▶ PROMPT:
List all lines in the material below that contain "name".

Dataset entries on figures

○ ○ ○ ○

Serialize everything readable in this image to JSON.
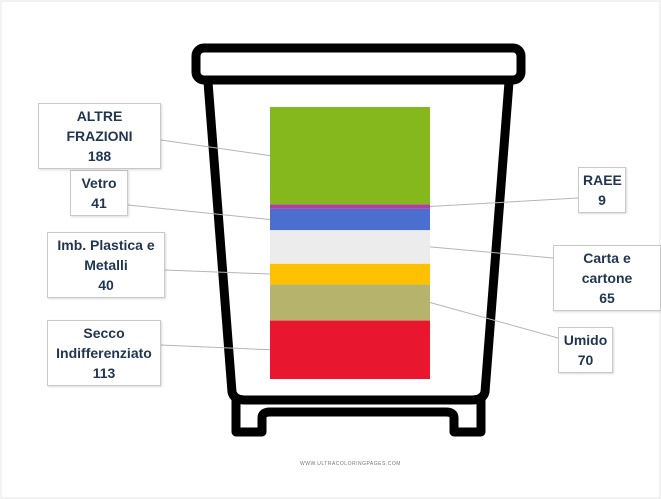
{
  "chart_data": {
    "type": "stacked-bar",
    "series": [
      {
        "name": "Secco Indifferenziato",
        "color": "#e8162f",
        "values": [
          113
        ]
      },
      {
        "name": "Umido",
        "color": "#b6b36d",
        "values": [
          70
        ]
      },
      {
        "name": "Imb. Plastica e Metalli",
        "color": "#ffc000",
        "values": [
          40
        ]
      },
      {
        "name": "Carta e cartone",
        "color": "#ececec",
        "values": [
          65
        ]
      },
      {
        "name": "Vetro",
        "color": "#4a6fcf",
        "values": [
          41
        ]
      },
      {
        "name": "RAEE",
        "color": "#b040a0",
        "values": [
          9
        ]
      },
      {
        "name": "ALTRE FRAZIONI",
        "color": "#84b81c",
        "values": [
          188
        ]
      }
    ]
  },
  "watermark": "WWW.ULTRACOLORINGPAGES.COM"
}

○ ○ ○ ○

▶ SOLUTION FOR THIS TASK:
        "name": "Secco Indifferenziato",
        "name": "Umido",
        "name": "Imb. Plastica e Metalli",
        "name": "Carta e cartone",
        "name": "Vetro",
        "name": "RAEE",
        "name": "ALTRE FRAZIONI",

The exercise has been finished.